** begin **

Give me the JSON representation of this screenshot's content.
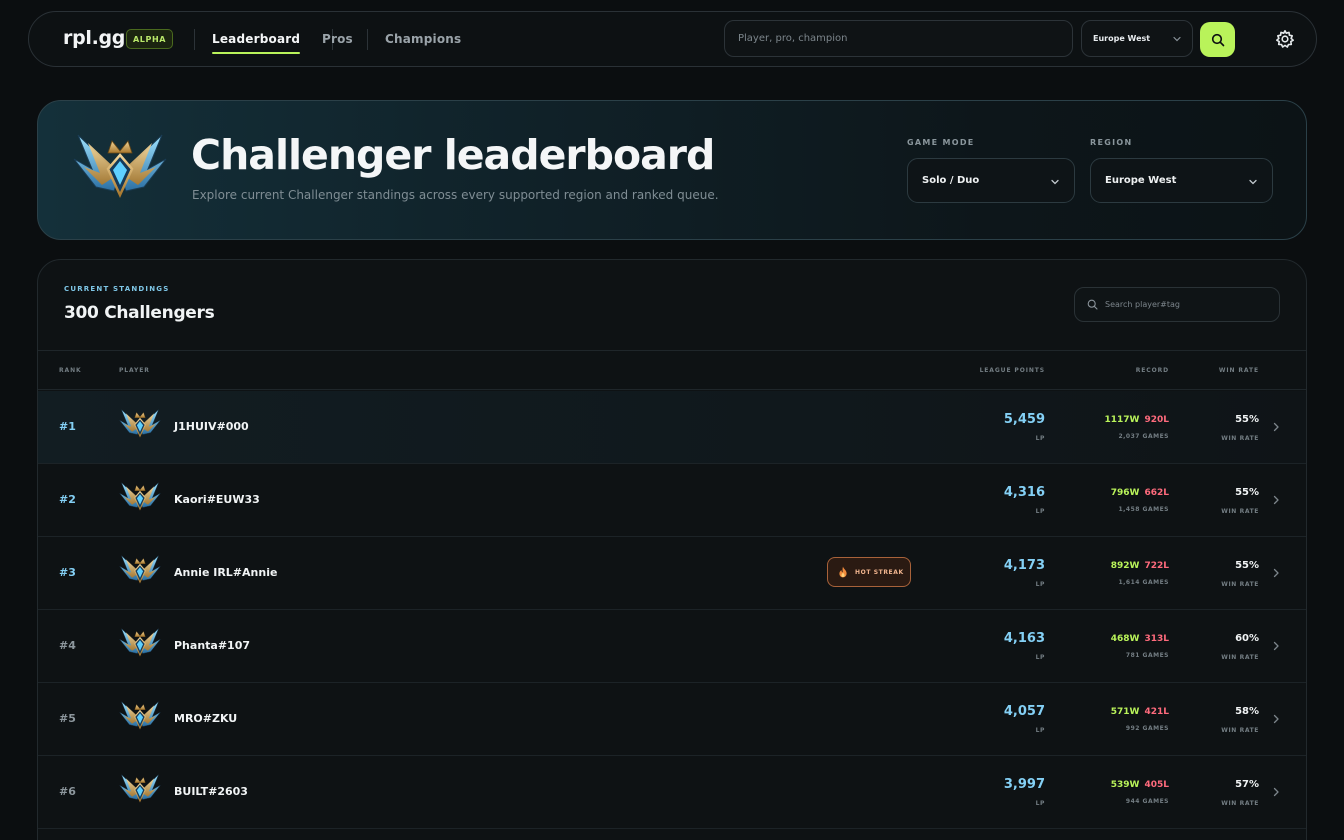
{
  "nav": {
    "logo": "rpl.gg",
    "badge": "ALPHA",
    "links": [
      "Leaderboard",
      "Pros",
      "Champions"
    ],
    "search_placeholder": "Player, pro, champion",
    "region": "Europe West",
    "icons": [
      "search-icon",
      "gear-icon",
      "chevron-down-icon"
    ]
  },
  "hero": {
    "title": "Challenger leaderboard",
    "subtitle": "Explore current Challenger standings across every supported region and ranked queue.",
    "game_mode_label": "GAME MODE",
    "game_mode": "Solo / Duo",
    "region_label": "REGION",
    "region": "Europe West"
  },
  "standings": {
    "eyebrow": "CURRENT STANDINGS",
    "count": "300 Challengers",
    "search_placeholder": "Search player#tag",
    "columns": {
      "rank": "RANK",
      "player": "PLAYER",
      "lp": "LEAGUE POINTS",
      "record": "RECORD",
      "winrate": "WIN RATE"
    },
    "rows": [
      {
        "rank": "#1",
        "name": "J1HUIV#000",
        "lp": "5,459",
        "lp_unit": "LP",
        "wins": "1117W",
        "losses": "920L",
        "games": "2,037 GAMES",
        "winrate": "55%",
        "winrate_unit": "WIN RATE",
        "badge": ""
      },
      {
        "rank": "#2",
        "name": "Kaori#EUW33",
        "lp": "4,316",
        "lp_unit": "LP",
        "wins": "796W",
        "losses": "662L",
        "games": "1,458 GAMES",
        "winrate": "55%",
        "winrate_unit": "WIN RATE",
        "badge": ""
      },
      {
        "rank": "#3",
        "name": "Annie IRL#Annie",
        "lp": "4,173",
        "lp_unit": "LP",
        "wins": "892W",
        "losses": "722L",
        "games": "1,614 GAMES",
        "winrate": "55%",
        "winrate_unit": "WIN RATE",
        "badge": "HOT STREAK"
      },
      {
        "rank": "#4",
        "name": "Phanta#107",
        "lp": "4,163",
        "lp_unit": "LP",
        "wins": "468W",
        "losses": "313L",
        "games": "781 GAMES",
        "winrate": "60%",
        "winrate_unit": "WIN RATE",
        "badge": ""
      },
      {
        "rank": "#5",
        "name": "MRO#ZKU",
        "lp": "4,057",
        "lp_unit": "LP",
        "wins": "571W",
        "losses": "421L",
        "games": "992 GAMES",
        "winrate": "58%",
        "winrate_unit": "WIN RATE",
        "badge": ""
      },
      {
        "rank": "#6",
        "name": "BUILT#2603",
        "lp": "3,997",
        "lp_unit": "LP",
        "wins": "539W",
        "losses": "405L",
        "games": "944 GAMES",
        "winrate": "57%",
        "winrate_unit": "WIN RATE",
        "badge": ""
      }
    ]
  },
  "colors": {
    "accent": "#b9f35a",
    "lp": "#84d0f5",
    "loss": "#ff6b7d",
    "top_rank": "#84d0f5",
    "rank": "#8d979d"
  }
}
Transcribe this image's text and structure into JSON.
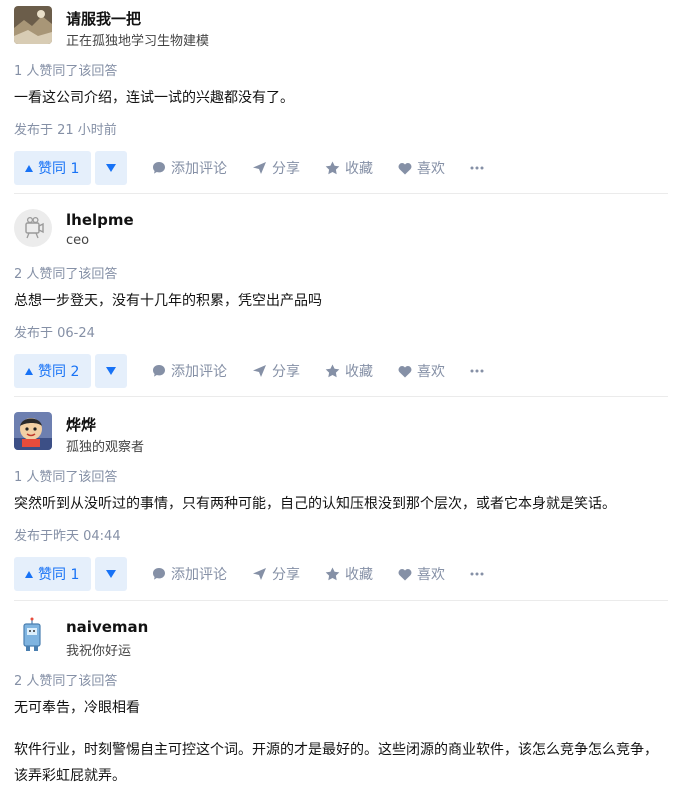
{
  "answers": [
    {
      "author": "请服我一把",
      "headline": "正在孤独地学习生物建模",
      "votes_text": "1 人赞同了该回答",
      "content": [
        "一看这公司介绍，连试一试的兴趣都没有了。"
      ],
      "time": "发布于 21 小时前",
      "upvote_label": "赞同 1",
      "avatar_icon": "landscape-photo-avatar"
    },
    {
      "author": "lhelpme",
      "headline": "ceo",
      "votes_text": "2 人赞同了该回答",
      "content": [
        "总想一步登天，没有十几年的积累，凭空出产品吗"
      ],
      "time": "发布于 06-24",
      "upvote_label": "赞同 2",
      "avatar_icon": "default-avatar"
    },
    {
      "author": "烨烨",
      "headline": "孤独的观察者",
      "votes_text": "1 人赞同了该回答",
      "content": [
        "突然听到从没听过的事情，只有两种可能，自己的认知压根没到那个层次，或者它本身就是笑话。"
      ],
      "time": "发布于昨天 04:44",
      "upvote_label": "赞同 1",
      "avatar_icon": "cartoon-avatar"
    },
    {
      "author": "naiveman",
      "headline": "我祝你好运",
      "votes_text": "2 人赞同了该回答",
      "content": [
        "无可奉告，冷眼相看",
        "软件行业，时刻警惕自主可控这个词。开源的才是最好的。这些闭源的商业软件，该怎么竞争怎么竞争，该弄彩虹屁就弄。"
      ],
      "time": "",
      "upvote_label": "",
      "avatar_icon": "robot-avatar"
    }
  ],
  "actions": {
    "comment": "添加评论",
    "share": "分享",
    "collect": "收藏",
    "like": "喜欢"
  },
  "colors": {
    "accent": "#1772f6",
    "vote_bg": "#e5effb",
    "meta": "#8590a6"
  }
}
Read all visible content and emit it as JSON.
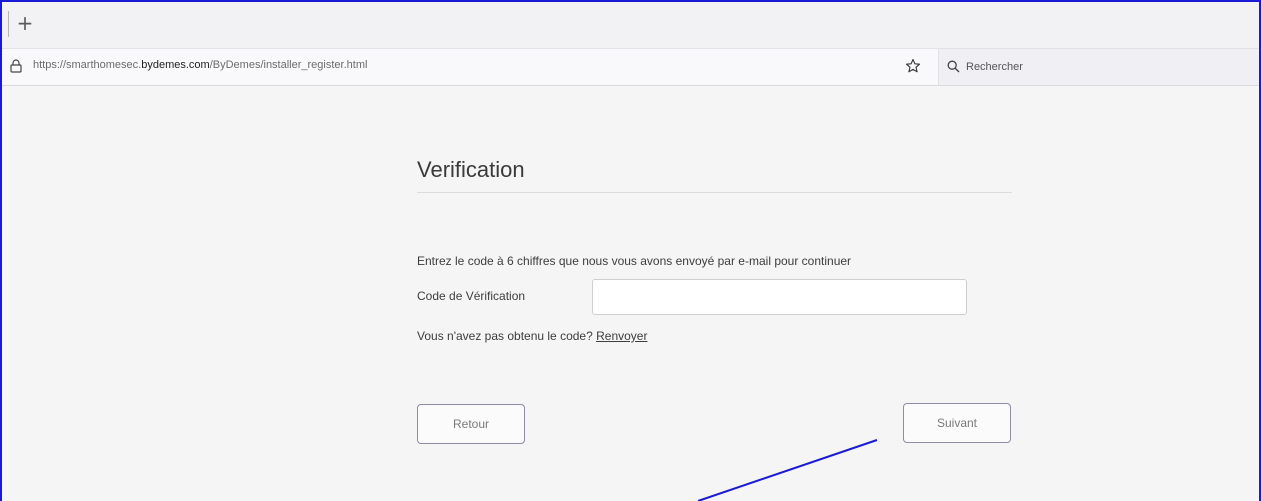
{
  "browser": {
    "new_tab_symbol": "+",
    "url_prefix": "https://smarthomesec.",
    "url_host": "bydemes.com",
    "url_path": "/ByDemes/installer_register.html",
    "search_placeholder": "Rechercher"
  },
  "page": {
    "title": "Verification",
    "instructions": "Entrez le code à 6 chiffres que nous vous avons envoyé par e-mail pour continuer",
    "code_label": "Code de Vérification",
    "code_value": "",
    "resend_prompt": "Vous n'avez pas obtenu le code?",
    "resend_link": "Renvoyer",
    "back_button": "Retour",
    "next_button": "Suivant"
  },
  "colors": {
    "annotation": "#1a1ad6",
    "button_border": "#8d8da5",
    "background": "#f5f5f5"
  }
}
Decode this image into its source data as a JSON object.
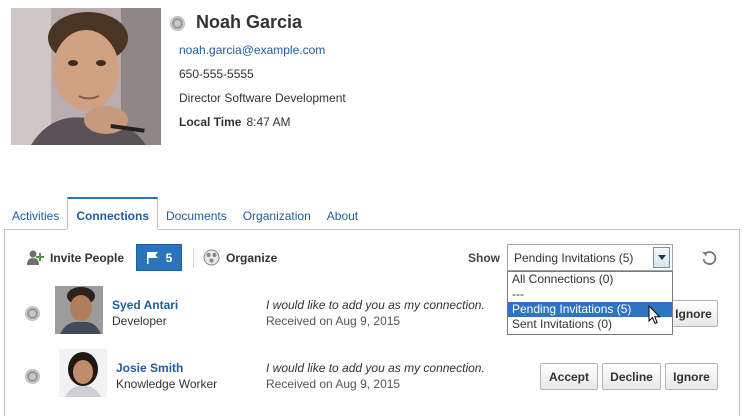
{
  "profile": {
    "name": "Noah Garcia",
    "email": "noah.garcia@example.com",
    "phone": "650-555-5555",
    "title": "Director Software Development",
    "local_time_label": "Local Time",
    "local_time_value": "8:47 AM"
  },
  "tabs": [
    {
      "label": "Activities",
      "active": false
    },
    {
      "label": "Connections",
      "active": true
    },
    {
      "label": "Documents",
      "active": false
    },
    {
      "label": "Organization",
      "active": false
    },
    {
      "label": "About",
      "active": false
    }
  ],
  "toolbar": {
    "invite_label": "Invite People",
    "flag_count": "5",
    "organize_label": "Organize",
    "show_label": "Show",
    "show_selected": "Pending Invitations (5)"
  },
  "dropdown": {
    "options": [
      "All Connections (0)",
      "---",
      "Pending Invitations (5)",
      "Sent Invitations (0)"
    ],
    "selected_index": 2
  },
  "invitations": [
    {
      "name": "Syed Antari",
      "role": "Developer",
      "message": "I would like to add you as my connection.",
      "received": "Received on Aug 9, 2015",
      "ignore_label": "Ignore"
    },
    {
      "name": "Josie Smith",
      "role": "Knowledge Worker",
      "message": "I would like to add you as my connection.",
      "received": "Received on Aug 9, 2015",
      "accept_label": "Accept",
      "decline_label": "Decline",
      "ignore_label": "Ignore"
    }
  ],
  "colors": {
    "accent": "#2a73bd",
    "link": "#1f5c9e",
    "dropdown_highlight": "#2f74c4"
  }
}
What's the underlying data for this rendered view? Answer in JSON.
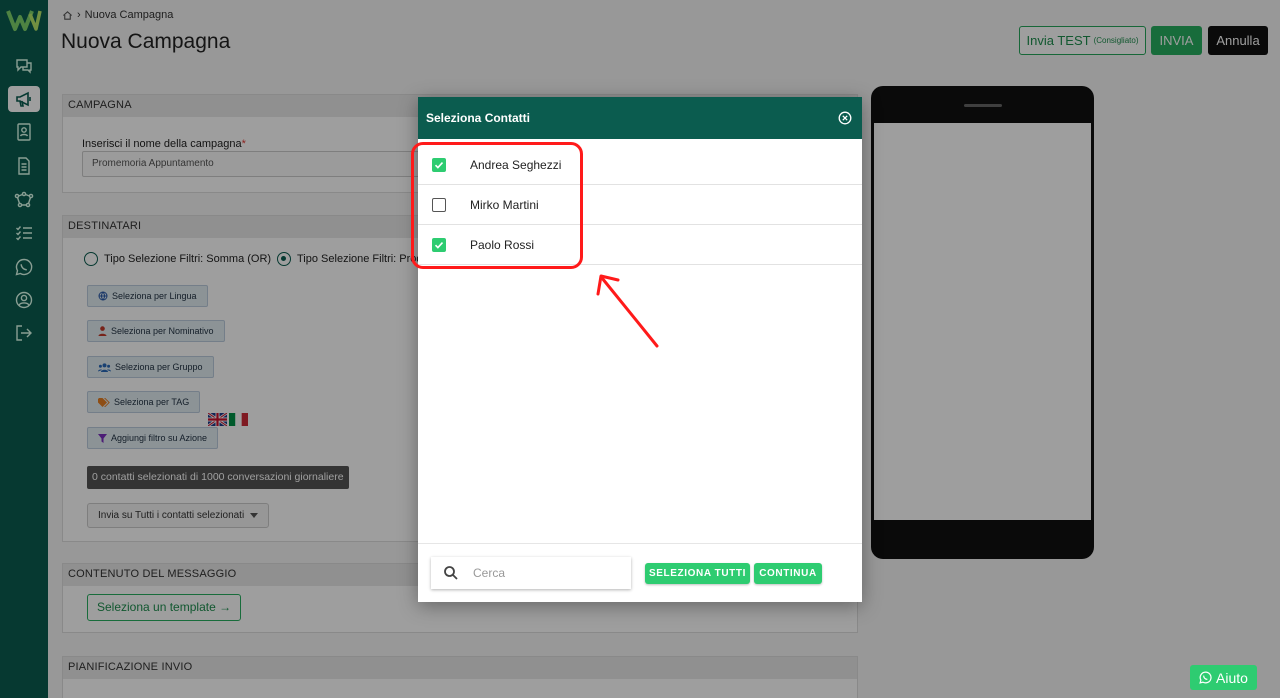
{
  "breadcrumb": {
    "current": "Nuova Campagna"
  },
  "page_title": "Nuova Campagna",
  "header_buttons": {
    "test_label": "Invia TEST",
    "test_note": "(Consigliato)",
    "send_label": "INVIA",
    "cancel_label": "Annulla"
  },
  "sidebar": {
    "icons": [
      "chat-icon",
      "megaphone-icon",
      "contacts-icon",
      "document-icon",
      "flow-icon",
      "checklist-icon",
      "whatsapp-icon",
      "user-icon",
      "logout-icon"
    ],
    "active": "megaphone-icon"
  },
  "campagna": {
    "header": "CAMPAGNA",
    "name_label": "Inserisci il nome della campagna",
    "required_mark": "*",
    "name_value": "Promemoria Appuntamento"
  },
  "destinatari": {
    "header": "DESTINATARI",
    "radio_or": "Tipo Selezione Filtri: Somma (OR)",
    "radio_and": "Tipo Selezione Filtri: Prod",
    "filters": {
      "lingua": "Seleziona per Lingua",
      "nominativo": "Seleziona per Nominativo",
      "gruppo": "Seleziona per Gruppo",
      "tag": "Seleziona per TAG",
      "azione": "Aggiungi filtro su Azione"
    },
    "count_text": "0 contatti selezionati di 1000 conversazioni giornaliere",
    "send_option": "Invia su Tutti i contatti selezionati"
  },
  "contenuto": {
    "header": "CONTENUTO DEL MESSAGGIO",
    "template_button": "Seleziona un template →"
  },
  "pianificazione": {
    "header": "PIANIFICAZIONE INVIO"
  },
  "modal": {
    "title": "Seleziona Contatti",
    "contacts": [
      {
        "name": "Andrea Seghezzi",
        "checked": true
      },
      {
        "name": "Mirko Martini",
        "checked": false
      },
      {
        "name": "Paolo Rossi",
        "checked": true
      }
    ],
    "search_placeholder": "Cerca",
    "select_all_label": "SELEZIONA TUTTI",
    "continue_label": "CONTINUA"
  },
  "help_button": "Aiuto",
  "colors": {
    "sidebar": "#0b5c4f",
    "accent_green": "#2ecc71",
    "highlight_red": "#ff1a1a"
  }
}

** end **

Extract lines where the string "author" occurs.

▶ Problem solution
      "author": "请服我一把",
      "author": "lhelpme",
      "author": "烨烨",
      "author": "naiveman",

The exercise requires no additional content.